**Given instruction:**
Every record should be written out exactly, with the pictures left out.

#####

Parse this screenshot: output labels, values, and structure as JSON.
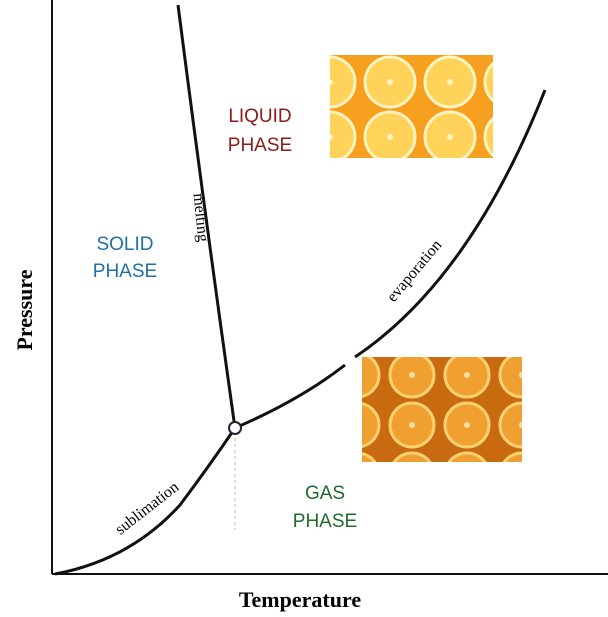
{
  "axes": {
    "y_label": "Pressure",
    "x_label": "Temperature"
  },
  "regions": {
    "solid": [
      "SOLID",
      "PHASE"
    ],
    "liquid": [
      "LIQUID",
      "PHASE"
    ],
    "gas": [
      "GAS",
      "PHASE"
    ]
  },
  "curves": {
    "melting": "melting",
    "evaporation": "evaporation",
    "sublimation": "sublimation"
  }
}
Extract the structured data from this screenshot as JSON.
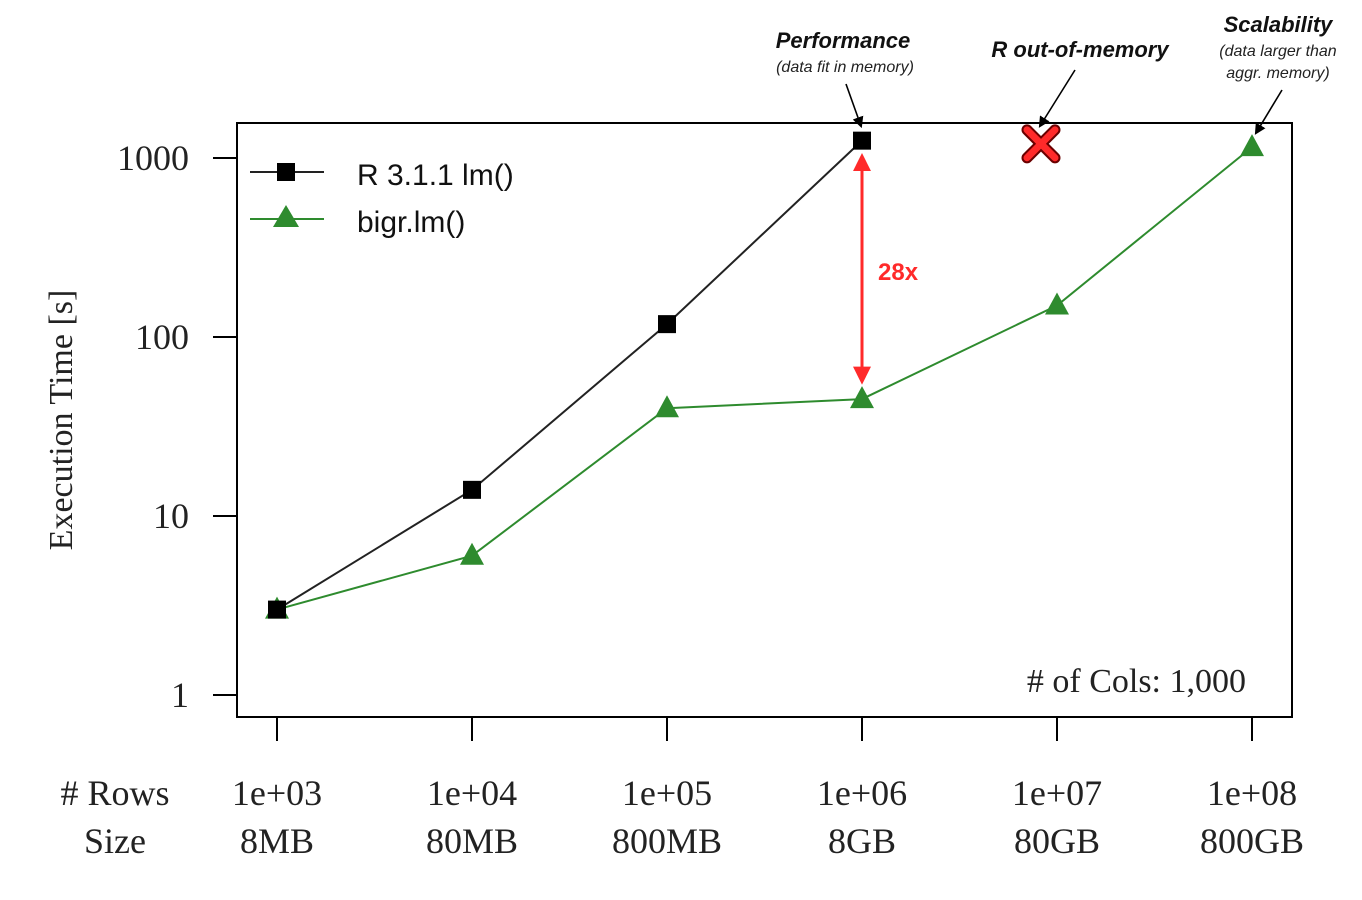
{
  "chart_data": {
    "type": "line",
    "title": "",
    "ylabel": "Execution Time [s]",
    "yscale": "log",
    "ylim": [
      1,
      1800
    ],
    "yticks": [
      1,
      10,
      100,
      1000
    ],
    "ytick_labels": [
      "1",
      "10",
      "100",
      "1000"
    ],
    "x_row_header": "# Rows",
    "x_size_header": "Size",
    "x_rows": [
      "1e+03",
      "1e+04",
      "1e+05",
      "1e+06",
      "1e+07",
      "1e+08"
    ],
    "x_sizes": [
      "8MB",
      "80MB",
      "800MB",
      "8GB",
      "80GB",
      "800GB"
    ],
    "series": [
      {
        "name": "R 3.1.1 lm()",
        "marker": "square",
        "color": "#000000",
        "line_color": "#222222",
        "values": [
          3,
          14,
          118,
          1250,
          null,
          null
        ]
      },
      {
        "name": "bigr.lm()",
        "marker": "triangle",
        "color": "#2e8b2e",
        "line_color": "#2e8b2e",
        "values": [
          3,
          6,
          40,
          45,
          150,
          1150
        ]
      }
    ],
    "legend_position": "top-left",
    "cols_note": "# of Cols: 1,000",
    "speedup": {
      "label": "28x",
      "at_index": 3,
      "from": 45,
      "to": 1250,
      "color": "#ff2a2a"
    },
    "oom_marker": {
      "at_index": 4,
      "value": 1200,
      "color": "#ff2a2a",
      "stroke": "#6a0000"
    },
    "annotations": {
      "performance": {
        "title": "Performance",
        "subtitle": "(data fit in memory)"
      },
      "oom": {
        "title": "R out-of-memory"
      },
      "scalability": {
        "title": "Scalability",
        "subtitle1": "(data larger than",
        "subtitle2": "aggr. memory)"
      }
    }
  }
}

#####

**Written answer:**
Parse this screenshot: output labels, values, and structure as JSON.
{
  "axes": {
    "y_label": "Pressure",
    "x_label": "Temperature"
  },
  "regions": {
    "solid": [
      "SOLID",
      "PHASE"
    ],
    "liquid": [
      "LIQUID",
      "PHASE"
    ],
    "gas": [
      "GAS",
      "PHASE"
    ]
  },
  "curves": {
    "melting": "melting",
    "evaporation": "evaporation",
    "sublimation": "sublimation"
  }
}
Extract the structured data from this screenshot as JSON.
{
  "chart_data": {
    "type": "line",
    "title": "",
    "ylabel": "Execution Time [s]",
    "yscale": "log",
    "ylim": [
      1,
      1800
    ],
    "yticks": [
      1,
      10,
      100,
      1000
    ],
    "ytick_labels": [
      "1",
      "10",
      "100",
      "1000"
    ],
    "x_row_header": "# Rows",
    "x_size_header": "Size",
    "x_rows": [
      "1e+03",
      "1e+04",
      "1e+05",
      "1e+06",
      "1e+07",
      "1e+08"
    ],
    "x_sizes": [
      "8MB",
      "80MB",
      "800MB",
      "8GB",
      "80GB",
      "800GB"
    ],
    "series": [
      {
        "name": "R 3.1.1 lm()",
        "marker": "square",
        "color": "#000000",
        "line_color": "#222222",
        "values": [
          3,
          14,
          118,
          1250,
          null,
          null
        ]
      },
      {
        "name": "bigr.lm()",
        "marker": "triangle",
        "color": "#2e8b2e",
        "line_color": "#2e8b2e",
        "values": [
          3,
          6,
          40,
          45,
          150,
          1150
        ]
      }
    ],
    "legend_position": "top-left",
    "cols_note": "# of Cols: 1,000",
    "speedup": {
      "label": "28x",
      "at_index": 3,
      "from": 45,
      "to": 1250,
      "color": "#ff2a2a"
    },
    "oom_marker": {
      "at_index": 4,
      "value": 1200,
      "color": "#ff2a2a",
      "stroke": "#6a0000"
    },
    "annotations": {
      "performance": {
        "title": "Performance",
        "subtitle": "(data fit in memory)"
      },
      "oom": {
        "title": "R out-of-memory"
      },
      "scalability": {
        "title": "Scalability",
        "subtitle1": "(data larger than",
        "subtitle2": "aggr. memory)"
      }
    }
  }
}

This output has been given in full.